** START **

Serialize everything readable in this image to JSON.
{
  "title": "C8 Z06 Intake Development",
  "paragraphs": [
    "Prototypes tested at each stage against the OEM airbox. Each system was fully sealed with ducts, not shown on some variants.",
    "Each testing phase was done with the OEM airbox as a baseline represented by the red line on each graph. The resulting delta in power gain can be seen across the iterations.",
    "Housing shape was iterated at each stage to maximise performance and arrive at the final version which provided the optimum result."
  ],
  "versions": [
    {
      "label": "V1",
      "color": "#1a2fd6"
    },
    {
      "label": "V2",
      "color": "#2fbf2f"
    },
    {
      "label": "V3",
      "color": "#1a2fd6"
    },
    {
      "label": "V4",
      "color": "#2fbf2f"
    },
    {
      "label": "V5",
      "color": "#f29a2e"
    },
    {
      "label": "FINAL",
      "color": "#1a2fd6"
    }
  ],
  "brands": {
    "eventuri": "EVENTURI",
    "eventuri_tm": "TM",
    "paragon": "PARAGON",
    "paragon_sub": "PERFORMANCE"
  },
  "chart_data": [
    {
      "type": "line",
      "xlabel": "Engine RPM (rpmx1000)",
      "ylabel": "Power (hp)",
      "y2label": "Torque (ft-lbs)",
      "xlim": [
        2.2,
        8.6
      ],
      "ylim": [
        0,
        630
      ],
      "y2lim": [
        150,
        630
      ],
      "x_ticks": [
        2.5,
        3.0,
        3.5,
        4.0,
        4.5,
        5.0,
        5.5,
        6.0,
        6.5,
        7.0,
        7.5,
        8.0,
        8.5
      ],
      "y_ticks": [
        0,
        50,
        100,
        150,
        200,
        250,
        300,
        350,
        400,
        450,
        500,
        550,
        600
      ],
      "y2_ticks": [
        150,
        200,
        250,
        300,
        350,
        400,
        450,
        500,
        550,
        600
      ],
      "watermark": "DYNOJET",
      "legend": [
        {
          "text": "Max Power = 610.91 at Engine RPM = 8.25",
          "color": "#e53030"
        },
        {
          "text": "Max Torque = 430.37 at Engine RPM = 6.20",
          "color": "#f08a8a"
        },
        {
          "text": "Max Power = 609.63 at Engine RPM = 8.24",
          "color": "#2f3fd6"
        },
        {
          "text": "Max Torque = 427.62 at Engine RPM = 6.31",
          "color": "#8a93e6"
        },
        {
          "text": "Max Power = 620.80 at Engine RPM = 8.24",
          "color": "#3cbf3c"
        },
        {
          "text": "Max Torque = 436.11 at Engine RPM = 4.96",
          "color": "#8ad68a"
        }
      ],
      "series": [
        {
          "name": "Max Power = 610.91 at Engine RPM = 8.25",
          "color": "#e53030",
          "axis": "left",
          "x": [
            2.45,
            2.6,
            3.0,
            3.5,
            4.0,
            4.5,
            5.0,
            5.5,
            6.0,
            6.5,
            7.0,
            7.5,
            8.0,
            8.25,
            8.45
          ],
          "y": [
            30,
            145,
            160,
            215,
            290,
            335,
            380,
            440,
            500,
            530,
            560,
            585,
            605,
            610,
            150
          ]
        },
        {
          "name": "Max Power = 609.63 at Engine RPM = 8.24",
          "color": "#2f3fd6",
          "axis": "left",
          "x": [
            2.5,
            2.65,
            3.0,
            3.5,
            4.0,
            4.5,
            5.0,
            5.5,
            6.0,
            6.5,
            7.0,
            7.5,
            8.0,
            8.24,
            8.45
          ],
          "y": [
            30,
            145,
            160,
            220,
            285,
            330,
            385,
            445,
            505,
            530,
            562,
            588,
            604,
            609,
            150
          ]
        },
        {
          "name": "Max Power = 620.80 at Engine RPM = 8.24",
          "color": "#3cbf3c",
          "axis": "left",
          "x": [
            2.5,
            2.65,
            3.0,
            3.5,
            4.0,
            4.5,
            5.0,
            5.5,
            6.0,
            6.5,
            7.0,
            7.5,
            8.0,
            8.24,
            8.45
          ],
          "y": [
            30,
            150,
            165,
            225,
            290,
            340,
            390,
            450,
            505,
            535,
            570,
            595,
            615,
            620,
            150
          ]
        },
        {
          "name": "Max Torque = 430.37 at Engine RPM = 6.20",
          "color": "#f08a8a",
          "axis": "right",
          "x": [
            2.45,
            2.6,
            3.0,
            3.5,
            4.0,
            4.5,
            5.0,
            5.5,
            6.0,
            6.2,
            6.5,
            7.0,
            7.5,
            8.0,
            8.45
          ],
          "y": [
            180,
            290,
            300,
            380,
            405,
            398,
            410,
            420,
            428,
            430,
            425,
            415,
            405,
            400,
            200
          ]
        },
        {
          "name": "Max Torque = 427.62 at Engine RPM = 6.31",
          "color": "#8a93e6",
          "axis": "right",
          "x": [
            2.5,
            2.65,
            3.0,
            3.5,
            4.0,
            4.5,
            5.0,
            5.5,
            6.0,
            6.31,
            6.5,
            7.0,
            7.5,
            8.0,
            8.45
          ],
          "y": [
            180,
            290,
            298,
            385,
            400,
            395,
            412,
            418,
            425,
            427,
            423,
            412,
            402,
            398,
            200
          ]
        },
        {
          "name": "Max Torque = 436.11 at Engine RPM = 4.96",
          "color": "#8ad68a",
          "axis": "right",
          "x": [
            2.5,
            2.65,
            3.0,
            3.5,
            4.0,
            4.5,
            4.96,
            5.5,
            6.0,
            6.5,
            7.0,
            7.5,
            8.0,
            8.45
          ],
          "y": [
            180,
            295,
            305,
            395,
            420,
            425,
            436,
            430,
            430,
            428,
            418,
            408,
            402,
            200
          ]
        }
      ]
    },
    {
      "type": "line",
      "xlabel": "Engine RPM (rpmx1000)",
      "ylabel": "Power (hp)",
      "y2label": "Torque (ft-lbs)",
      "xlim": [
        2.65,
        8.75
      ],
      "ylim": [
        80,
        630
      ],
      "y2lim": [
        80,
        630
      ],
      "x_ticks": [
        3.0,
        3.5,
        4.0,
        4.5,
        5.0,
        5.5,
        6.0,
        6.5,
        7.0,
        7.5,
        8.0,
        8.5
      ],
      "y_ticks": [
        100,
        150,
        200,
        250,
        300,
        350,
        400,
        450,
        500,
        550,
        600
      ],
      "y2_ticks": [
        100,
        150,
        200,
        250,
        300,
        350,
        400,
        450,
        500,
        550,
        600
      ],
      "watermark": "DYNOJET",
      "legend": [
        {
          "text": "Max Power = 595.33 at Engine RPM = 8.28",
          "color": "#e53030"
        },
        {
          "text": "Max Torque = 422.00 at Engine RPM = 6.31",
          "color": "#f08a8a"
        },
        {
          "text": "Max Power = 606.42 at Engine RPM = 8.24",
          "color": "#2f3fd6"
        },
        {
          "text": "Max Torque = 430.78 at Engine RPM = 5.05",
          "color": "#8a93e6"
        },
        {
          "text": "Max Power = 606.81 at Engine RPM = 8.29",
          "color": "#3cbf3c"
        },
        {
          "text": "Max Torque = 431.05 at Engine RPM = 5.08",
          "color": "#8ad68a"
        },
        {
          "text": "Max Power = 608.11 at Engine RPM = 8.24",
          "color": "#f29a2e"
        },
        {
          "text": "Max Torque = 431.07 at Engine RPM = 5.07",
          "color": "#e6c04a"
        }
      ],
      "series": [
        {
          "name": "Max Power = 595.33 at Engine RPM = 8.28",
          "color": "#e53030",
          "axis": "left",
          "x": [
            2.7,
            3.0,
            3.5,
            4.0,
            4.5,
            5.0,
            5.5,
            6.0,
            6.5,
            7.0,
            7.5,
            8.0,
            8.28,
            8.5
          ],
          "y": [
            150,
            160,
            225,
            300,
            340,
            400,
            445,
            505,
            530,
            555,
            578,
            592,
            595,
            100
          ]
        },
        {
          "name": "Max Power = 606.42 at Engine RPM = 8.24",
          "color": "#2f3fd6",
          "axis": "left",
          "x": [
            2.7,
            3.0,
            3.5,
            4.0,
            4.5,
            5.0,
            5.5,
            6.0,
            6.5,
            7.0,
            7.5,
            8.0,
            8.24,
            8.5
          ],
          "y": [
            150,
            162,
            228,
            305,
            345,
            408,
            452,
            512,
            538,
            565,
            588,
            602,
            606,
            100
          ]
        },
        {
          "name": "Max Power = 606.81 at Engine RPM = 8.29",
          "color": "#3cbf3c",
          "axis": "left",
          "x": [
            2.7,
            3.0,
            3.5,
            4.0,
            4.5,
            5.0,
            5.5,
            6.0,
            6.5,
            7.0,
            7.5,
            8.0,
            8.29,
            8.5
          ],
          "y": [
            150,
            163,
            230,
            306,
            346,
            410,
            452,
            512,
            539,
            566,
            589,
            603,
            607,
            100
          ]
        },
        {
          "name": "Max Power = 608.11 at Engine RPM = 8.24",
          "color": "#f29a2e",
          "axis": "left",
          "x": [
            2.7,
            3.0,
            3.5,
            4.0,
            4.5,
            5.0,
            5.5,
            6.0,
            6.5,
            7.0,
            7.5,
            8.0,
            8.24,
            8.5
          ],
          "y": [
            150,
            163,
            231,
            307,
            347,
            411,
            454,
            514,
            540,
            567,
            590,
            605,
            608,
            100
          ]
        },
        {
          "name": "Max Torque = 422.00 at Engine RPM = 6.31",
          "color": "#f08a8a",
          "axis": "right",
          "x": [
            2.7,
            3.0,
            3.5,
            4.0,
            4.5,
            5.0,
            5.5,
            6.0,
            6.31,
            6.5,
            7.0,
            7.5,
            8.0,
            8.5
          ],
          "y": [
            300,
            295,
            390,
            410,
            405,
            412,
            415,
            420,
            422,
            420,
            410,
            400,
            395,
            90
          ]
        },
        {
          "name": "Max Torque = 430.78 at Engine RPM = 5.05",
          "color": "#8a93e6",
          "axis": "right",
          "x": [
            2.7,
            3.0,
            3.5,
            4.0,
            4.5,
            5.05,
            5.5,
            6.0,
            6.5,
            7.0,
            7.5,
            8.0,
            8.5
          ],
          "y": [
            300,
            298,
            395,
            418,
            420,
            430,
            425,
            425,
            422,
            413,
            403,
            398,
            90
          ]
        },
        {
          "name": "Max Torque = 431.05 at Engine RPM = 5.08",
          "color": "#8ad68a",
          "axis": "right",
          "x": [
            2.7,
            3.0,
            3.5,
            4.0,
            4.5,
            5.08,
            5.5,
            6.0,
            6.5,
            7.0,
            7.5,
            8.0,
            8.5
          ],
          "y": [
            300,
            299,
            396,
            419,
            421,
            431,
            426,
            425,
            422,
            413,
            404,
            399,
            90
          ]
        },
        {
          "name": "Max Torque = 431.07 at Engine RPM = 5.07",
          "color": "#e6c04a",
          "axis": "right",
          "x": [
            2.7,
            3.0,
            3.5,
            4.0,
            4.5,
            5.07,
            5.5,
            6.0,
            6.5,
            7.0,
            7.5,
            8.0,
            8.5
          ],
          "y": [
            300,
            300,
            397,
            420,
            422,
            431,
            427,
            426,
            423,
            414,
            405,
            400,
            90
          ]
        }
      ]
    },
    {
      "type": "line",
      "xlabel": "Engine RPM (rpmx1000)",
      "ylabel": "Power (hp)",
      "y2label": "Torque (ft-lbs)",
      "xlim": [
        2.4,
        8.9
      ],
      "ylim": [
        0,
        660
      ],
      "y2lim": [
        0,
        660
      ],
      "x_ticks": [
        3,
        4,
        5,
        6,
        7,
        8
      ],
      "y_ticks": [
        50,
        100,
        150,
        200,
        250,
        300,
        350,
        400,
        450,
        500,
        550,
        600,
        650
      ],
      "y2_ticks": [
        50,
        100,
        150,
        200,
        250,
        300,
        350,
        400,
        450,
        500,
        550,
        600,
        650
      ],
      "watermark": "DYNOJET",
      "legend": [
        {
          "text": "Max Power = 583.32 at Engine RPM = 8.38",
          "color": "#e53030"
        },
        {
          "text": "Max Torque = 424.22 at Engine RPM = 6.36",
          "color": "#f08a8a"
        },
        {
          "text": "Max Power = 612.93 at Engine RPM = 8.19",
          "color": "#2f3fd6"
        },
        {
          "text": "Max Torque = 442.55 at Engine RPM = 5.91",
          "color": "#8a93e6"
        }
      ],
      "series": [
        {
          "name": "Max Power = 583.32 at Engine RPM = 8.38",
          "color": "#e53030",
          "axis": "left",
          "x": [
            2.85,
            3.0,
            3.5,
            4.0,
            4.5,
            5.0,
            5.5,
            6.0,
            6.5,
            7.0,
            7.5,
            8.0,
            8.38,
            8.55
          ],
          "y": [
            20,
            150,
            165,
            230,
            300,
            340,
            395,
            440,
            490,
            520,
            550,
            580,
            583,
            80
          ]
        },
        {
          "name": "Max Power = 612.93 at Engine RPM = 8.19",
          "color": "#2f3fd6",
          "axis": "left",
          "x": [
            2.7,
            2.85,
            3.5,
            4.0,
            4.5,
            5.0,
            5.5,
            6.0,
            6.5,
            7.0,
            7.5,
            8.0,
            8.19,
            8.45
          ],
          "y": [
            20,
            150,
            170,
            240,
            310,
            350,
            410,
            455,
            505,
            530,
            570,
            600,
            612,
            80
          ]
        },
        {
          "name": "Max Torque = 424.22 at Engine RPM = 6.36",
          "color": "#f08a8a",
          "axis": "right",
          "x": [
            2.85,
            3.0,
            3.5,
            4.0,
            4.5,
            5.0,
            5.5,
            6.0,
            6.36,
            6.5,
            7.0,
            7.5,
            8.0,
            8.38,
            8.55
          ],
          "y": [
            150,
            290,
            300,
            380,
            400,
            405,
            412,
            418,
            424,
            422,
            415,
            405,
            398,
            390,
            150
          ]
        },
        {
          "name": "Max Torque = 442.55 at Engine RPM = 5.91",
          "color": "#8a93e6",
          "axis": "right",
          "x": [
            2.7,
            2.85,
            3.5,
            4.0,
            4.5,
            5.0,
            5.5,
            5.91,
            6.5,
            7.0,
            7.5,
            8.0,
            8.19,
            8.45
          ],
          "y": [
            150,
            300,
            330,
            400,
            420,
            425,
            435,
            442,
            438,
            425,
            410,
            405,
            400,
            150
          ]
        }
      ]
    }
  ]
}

** END **

▶ _What this task involves_
Report how many lines of the records above contain the word "with", giving only the number.

▶ _Task result_
2